Copy out every line in the entries below that includes "JSON".

[Stored entries]
= = = = = = =

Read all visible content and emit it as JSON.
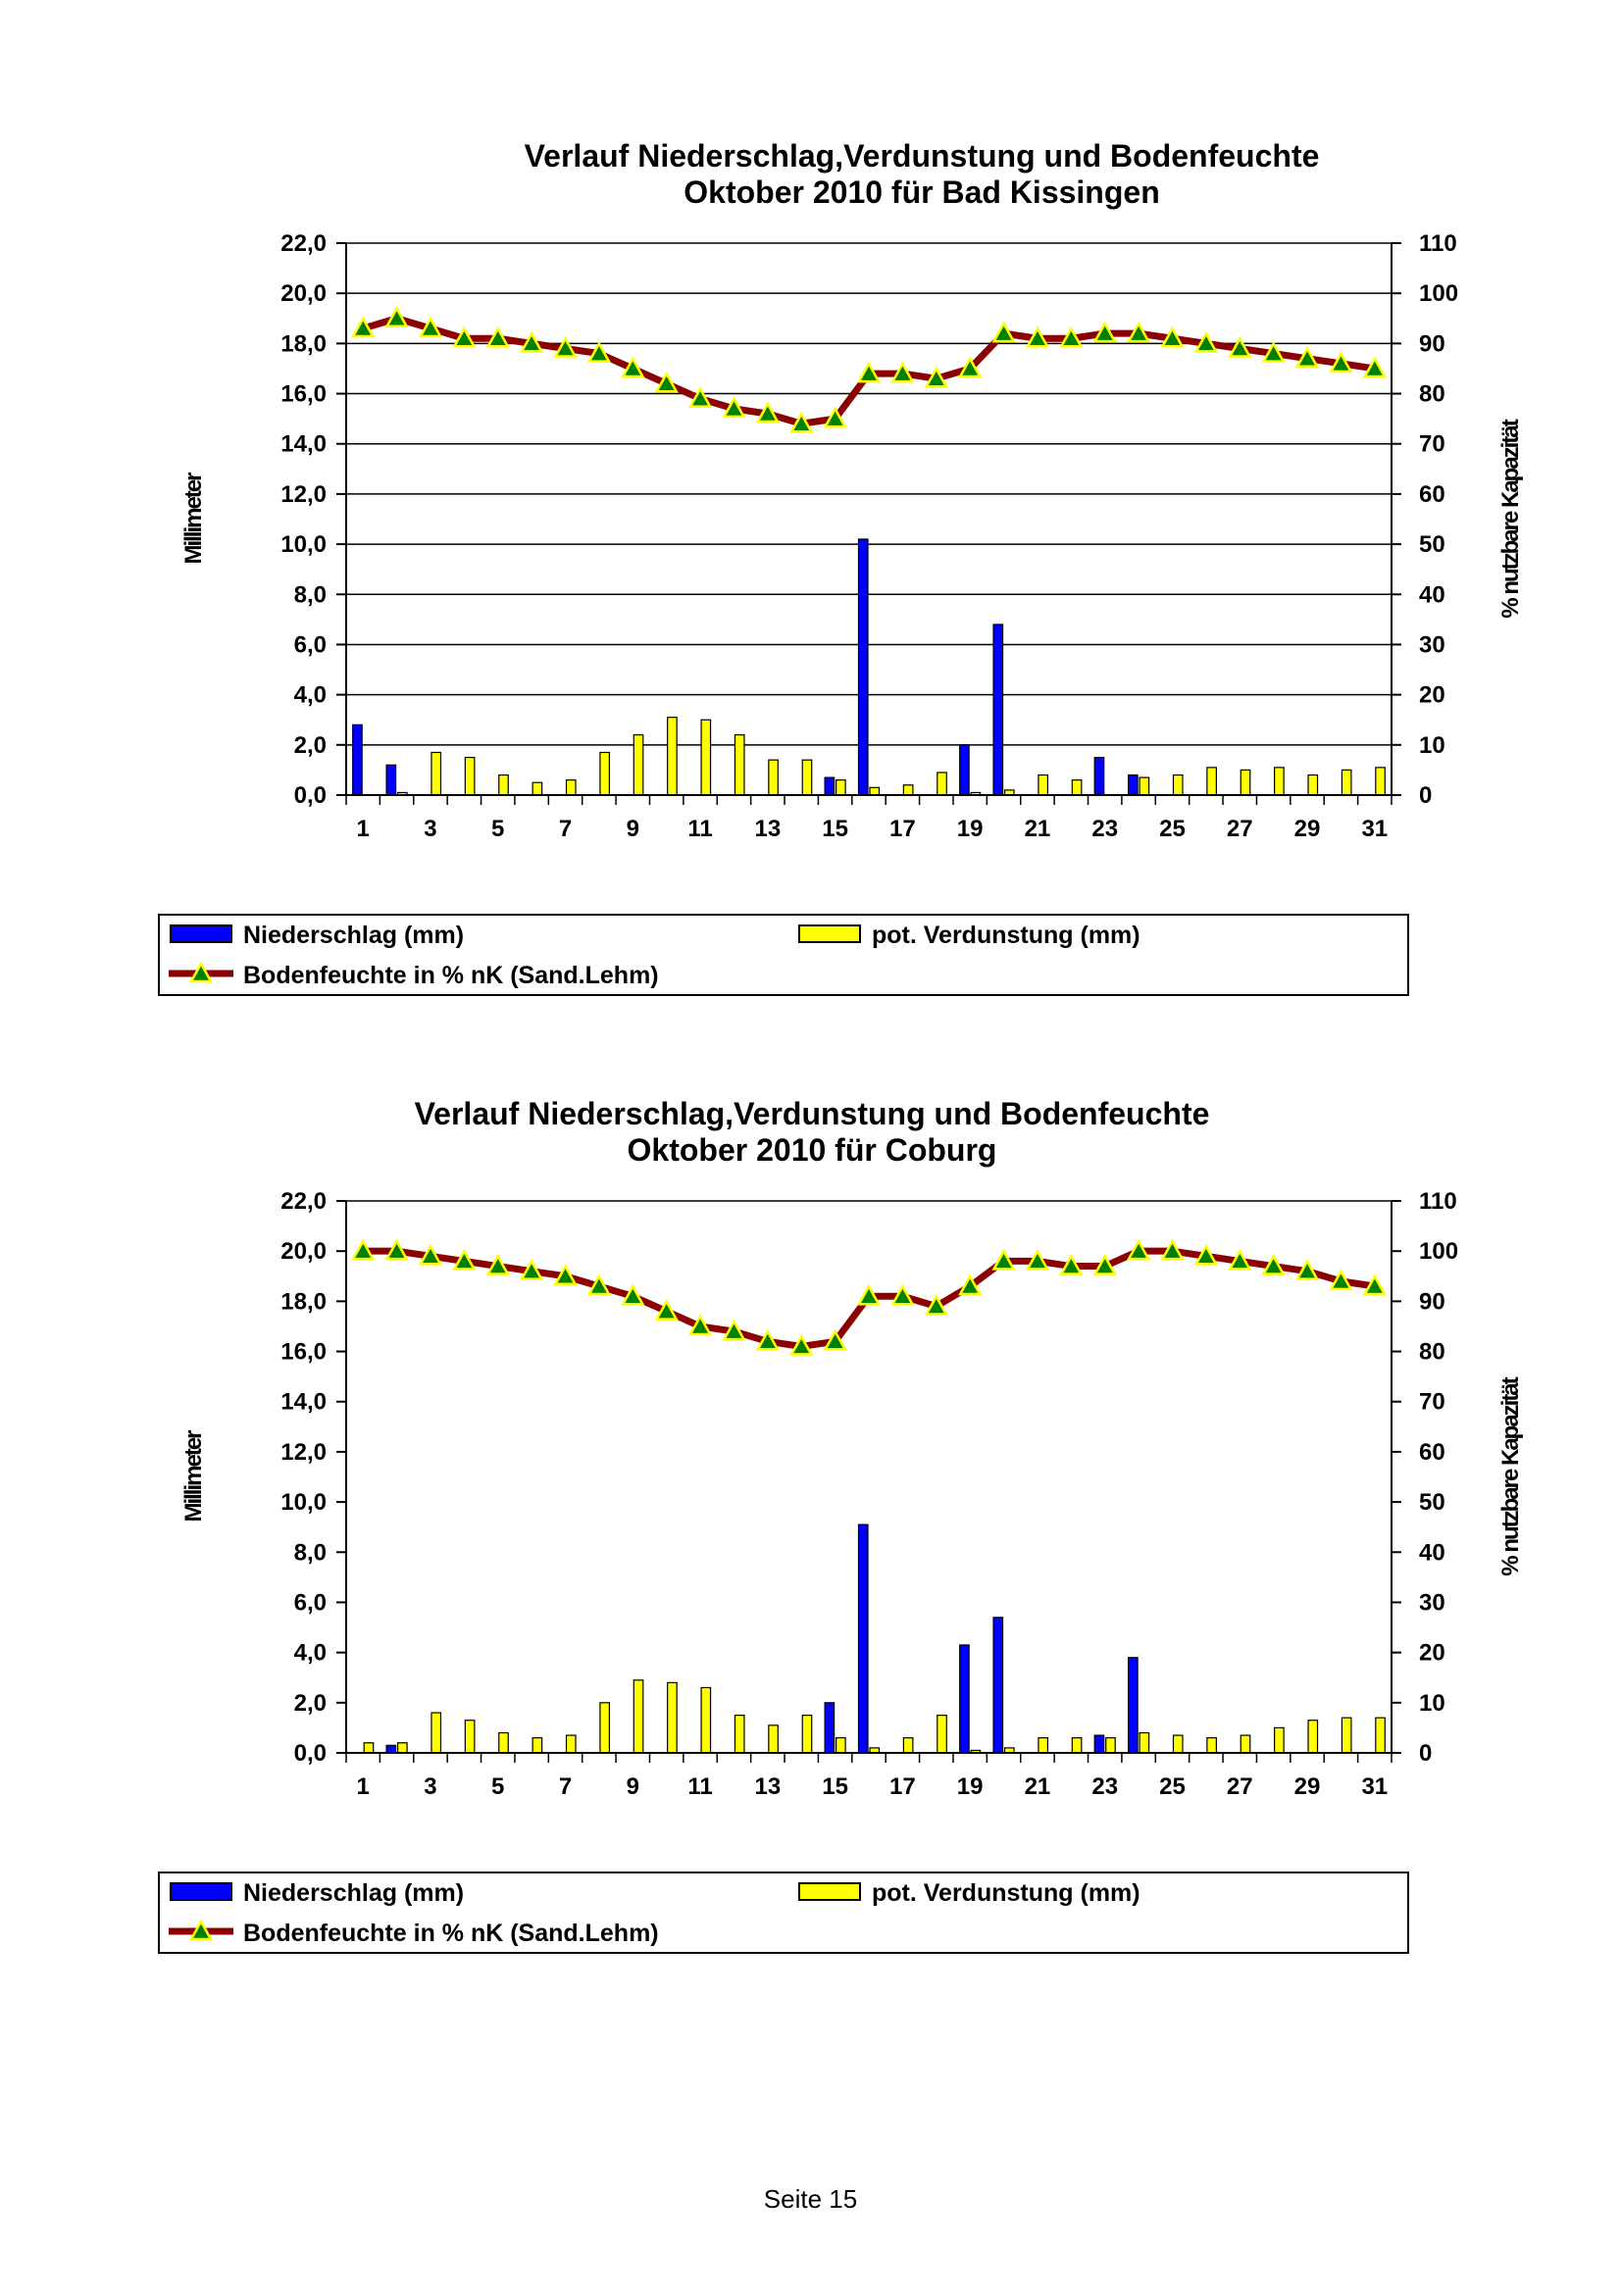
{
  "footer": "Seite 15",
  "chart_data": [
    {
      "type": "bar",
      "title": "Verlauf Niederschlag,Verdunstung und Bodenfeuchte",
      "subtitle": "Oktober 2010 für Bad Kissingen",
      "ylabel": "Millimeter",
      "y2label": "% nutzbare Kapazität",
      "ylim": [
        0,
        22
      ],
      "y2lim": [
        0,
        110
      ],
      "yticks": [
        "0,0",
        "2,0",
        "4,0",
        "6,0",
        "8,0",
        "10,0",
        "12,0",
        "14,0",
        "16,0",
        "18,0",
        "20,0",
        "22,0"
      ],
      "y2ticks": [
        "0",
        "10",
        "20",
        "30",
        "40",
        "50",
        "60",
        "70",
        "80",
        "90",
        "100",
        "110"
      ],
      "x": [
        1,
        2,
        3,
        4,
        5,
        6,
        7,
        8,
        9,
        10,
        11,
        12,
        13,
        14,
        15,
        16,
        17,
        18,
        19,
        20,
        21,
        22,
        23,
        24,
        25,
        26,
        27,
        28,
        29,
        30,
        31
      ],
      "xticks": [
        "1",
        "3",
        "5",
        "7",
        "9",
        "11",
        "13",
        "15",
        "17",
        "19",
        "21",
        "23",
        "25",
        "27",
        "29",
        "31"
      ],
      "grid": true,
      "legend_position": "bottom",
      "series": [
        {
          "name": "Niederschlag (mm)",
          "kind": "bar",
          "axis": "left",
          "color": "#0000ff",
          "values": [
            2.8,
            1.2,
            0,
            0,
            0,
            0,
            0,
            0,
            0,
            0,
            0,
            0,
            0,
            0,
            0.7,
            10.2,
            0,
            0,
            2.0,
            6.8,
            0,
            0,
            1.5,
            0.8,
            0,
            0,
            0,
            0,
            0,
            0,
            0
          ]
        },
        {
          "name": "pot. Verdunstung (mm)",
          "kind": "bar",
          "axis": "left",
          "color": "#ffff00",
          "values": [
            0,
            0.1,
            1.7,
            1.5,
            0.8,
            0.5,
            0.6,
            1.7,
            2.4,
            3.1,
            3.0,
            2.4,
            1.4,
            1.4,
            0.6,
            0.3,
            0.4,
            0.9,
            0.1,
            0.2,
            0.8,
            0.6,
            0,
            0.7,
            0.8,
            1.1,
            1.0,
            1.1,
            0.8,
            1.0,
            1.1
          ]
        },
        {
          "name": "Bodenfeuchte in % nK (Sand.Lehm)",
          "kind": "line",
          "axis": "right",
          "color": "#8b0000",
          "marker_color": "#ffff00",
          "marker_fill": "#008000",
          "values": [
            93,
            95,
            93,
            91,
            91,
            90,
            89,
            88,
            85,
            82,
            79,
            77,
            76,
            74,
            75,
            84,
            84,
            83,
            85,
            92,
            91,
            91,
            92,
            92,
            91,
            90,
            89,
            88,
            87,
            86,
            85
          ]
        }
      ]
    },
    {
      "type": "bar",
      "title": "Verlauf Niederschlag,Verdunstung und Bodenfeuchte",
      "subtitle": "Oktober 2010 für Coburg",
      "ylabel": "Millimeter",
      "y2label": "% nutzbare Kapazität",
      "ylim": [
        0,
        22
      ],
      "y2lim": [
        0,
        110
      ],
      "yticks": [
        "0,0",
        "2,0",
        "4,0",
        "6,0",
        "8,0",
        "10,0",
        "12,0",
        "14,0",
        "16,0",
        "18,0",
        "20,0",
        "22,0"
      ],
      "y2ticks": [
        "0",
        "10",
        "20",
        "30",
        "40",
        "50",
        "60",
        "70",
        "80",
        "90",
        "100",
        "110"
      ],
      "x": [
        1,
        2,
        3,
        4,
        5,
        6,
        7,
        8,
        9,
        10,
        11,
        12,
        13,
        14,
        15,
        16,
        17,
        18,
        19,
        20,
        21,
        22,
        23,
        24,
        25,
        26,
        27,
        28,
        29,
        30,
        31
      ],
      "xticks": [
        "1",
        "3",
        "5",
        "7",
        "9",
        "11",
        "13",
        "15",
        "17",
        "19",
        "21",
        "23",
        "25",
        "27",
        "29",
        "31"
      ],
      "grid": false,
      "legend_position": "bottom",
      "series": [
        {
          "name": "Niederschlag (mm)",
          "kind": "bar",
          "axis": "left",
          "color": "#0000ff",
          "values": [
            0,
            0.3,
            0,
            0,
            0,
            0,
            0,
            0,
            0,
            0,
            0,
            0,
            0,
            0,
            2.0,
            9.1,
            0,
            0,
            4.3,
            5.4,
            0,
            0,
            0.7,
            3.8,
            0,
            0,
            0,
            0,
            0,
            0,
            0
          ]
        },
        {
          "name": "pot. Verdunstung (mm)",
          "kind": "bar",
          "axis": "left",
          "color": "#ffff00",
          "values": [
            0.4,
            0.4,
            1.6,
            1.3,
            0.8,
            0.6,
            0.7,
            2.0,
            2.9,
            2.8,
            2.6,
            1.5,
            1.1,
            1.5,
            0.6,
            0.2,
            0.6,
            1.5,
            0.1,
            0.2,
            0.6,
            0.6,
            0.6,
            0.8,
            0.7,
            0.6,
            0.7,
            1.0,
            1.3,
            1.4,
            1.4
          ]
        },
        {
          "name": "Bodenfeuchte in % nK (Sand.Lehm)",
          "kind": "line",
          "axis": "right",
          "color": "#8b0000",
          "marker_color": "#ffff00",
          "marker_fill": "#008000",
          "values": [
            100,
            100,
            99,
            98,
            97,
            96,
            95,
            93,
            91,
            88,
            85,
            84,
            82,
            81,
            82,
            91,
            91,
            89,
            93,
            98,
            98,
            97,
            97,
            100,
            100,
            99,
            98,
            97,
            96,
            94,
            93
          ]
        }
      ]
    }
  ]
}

= = = = = = =

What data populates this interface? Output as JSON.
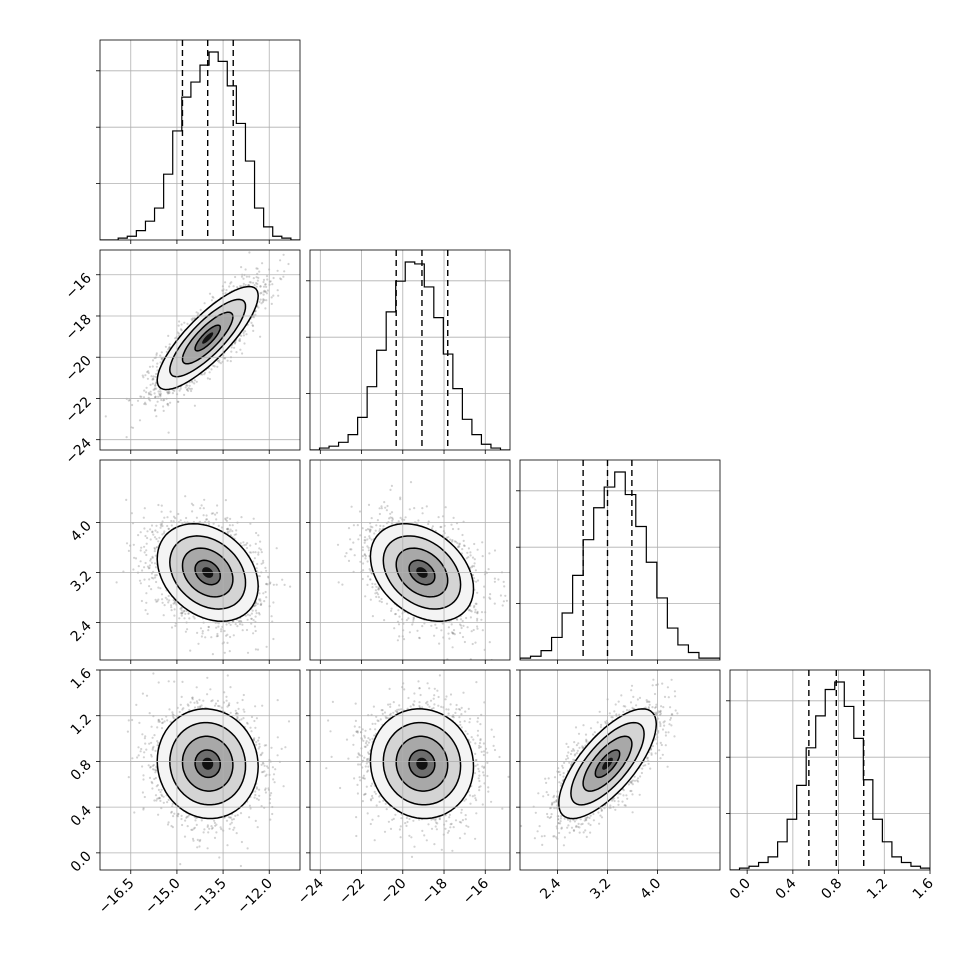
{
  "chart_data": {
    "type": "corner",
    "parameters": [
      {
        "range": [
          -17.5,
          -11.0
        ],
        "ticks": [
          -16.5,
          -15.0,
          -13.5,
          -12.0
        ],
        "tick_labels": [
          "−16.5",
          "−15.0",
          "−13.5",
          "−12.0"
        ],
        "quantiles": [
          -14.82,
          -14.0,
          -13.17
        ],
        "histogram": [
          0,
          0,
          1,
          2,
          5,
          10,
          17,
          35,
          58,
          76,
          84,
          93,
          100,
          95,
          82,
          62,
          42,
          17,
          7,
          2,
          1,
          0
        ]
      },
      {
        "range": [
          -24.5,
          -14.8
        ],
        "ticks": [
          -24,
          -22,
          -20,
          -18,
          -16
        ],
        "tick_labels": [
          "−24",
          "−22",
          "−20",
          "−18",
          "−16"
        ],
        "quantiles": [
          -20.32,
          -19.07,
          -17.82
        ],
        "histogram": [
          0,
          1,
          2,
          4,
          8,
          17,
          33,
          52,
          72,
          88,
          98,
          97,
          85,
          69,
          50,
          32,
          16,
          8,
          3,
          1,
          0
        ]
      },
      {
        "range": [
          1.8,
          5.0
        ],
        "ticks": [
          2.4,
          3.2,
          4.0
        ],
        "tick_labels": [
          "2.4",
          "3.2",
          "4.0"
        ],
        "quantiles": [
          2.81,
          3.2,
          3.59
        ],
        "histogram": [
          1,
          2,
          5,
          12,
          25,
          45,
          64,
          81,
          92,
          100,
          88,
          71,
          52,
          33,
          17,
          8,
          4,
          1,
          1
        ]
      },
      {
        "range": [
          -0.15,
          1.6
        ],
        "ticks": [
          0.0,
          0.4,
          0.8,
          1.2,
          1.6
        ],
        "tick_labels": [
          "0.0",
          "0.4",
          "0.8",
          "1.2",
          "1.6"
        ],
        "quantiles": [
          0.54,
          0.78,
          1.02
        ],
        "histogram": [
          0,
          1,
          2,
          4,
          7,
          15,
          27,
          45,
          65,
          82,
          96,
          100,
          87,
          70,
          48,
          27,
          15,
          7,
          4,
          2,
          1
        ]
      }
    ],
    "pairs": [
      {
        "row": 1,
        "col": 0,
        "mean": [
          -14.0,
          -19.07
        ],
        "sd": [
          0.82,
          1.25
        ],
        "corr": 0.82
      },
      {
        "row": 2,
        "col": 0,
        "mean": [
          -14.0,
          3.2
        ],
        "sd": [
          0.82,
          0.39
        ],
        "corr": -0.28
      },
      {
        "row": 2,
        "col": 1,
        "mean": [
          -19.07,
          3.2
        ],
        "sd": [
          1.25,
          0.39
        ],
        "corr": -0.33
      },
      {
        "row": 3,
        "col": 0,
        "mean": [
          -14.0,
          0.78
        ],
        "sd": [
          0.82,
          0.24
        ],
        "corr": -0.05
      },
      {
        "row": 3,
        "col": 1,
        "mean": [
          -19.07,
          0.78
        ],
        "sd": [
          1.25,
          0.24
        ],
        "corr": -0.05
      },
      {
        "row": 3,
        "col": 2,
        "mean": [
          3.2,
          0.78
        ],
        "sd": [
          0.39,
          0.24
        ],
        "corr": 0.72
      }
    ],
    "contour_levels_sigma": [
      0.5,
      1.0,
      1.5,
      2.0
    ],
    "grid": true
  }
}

= = = = = = =

• **Complete response**:
Read all visible content and emit it as JSON.
What data populates this interface? Output as JSON.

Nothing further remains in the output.